DIRECTION :: Keep every line where the word "States" appears; drop the rest.

INFORMATION PROVIDED ::
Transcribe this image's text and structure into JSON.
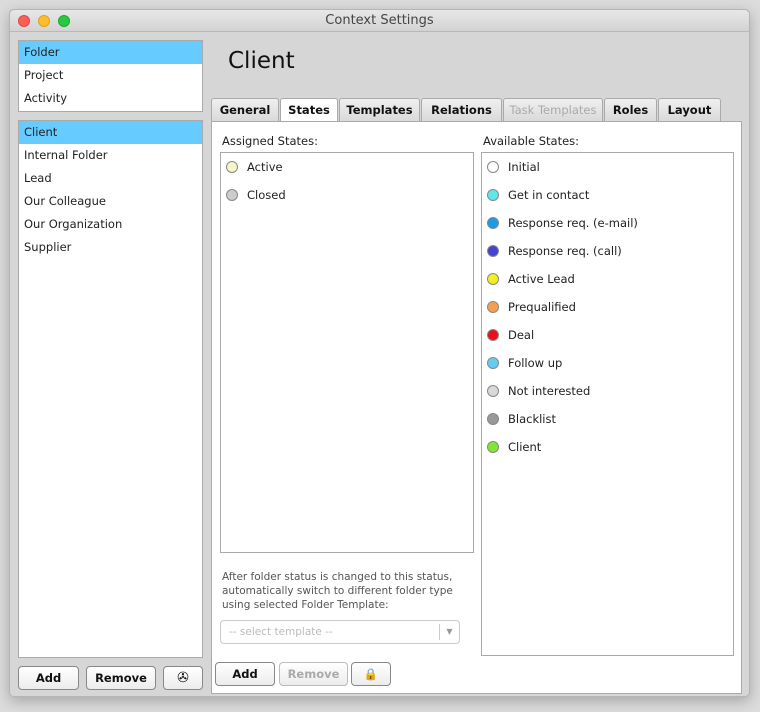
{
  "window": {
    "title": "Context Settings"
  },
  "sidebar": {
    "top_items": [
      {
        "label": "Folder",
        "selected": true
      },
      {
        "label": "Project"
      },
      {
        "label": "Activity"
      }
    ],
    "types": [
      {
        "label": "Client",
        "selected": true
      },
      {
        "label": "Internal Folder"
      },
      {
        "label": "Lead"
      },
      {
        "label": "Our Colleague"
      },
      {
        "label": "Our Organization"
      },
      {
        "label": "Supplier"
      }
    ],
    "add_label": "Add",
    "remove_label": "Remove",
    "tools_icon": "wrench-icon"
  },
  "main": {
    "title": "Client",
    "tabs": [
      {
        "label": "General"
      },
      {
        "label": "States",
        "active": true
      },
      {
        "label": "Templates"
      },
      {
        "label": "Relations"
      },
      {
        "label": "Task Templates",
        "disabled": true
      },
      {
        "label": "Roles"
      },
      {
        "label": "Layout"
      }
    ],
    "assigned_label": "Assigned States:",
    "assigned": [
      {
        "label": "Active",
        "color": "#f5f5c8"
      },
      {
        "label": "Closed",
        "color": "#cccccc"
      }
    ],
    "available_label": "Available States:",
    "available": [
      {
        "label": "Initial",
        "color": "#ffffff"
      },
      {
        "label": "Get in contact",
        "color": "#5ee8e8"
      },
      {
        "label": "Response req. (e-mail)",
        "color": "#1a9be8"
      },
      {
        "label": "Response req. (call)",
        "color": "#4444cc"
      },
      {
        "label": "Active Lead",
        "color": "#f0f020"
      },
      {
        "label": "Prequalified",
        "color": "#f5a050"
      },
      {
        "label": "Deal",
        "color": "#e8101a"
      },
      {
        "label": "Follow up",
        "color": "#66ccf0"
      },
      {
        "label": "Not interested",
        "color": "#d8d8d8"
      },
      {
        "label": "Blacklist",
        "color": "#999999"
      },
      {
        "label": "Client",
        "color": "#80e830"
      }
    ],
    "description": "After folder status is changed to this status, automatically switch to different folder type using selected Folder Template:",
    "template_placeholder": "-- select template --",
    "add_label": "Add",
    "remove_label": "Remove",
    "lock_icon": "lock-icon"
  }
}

SOLUTION BELOW ::
        "label": "States",
    "assigned_label": "Assigned States:",
    "available_label": "Available States:",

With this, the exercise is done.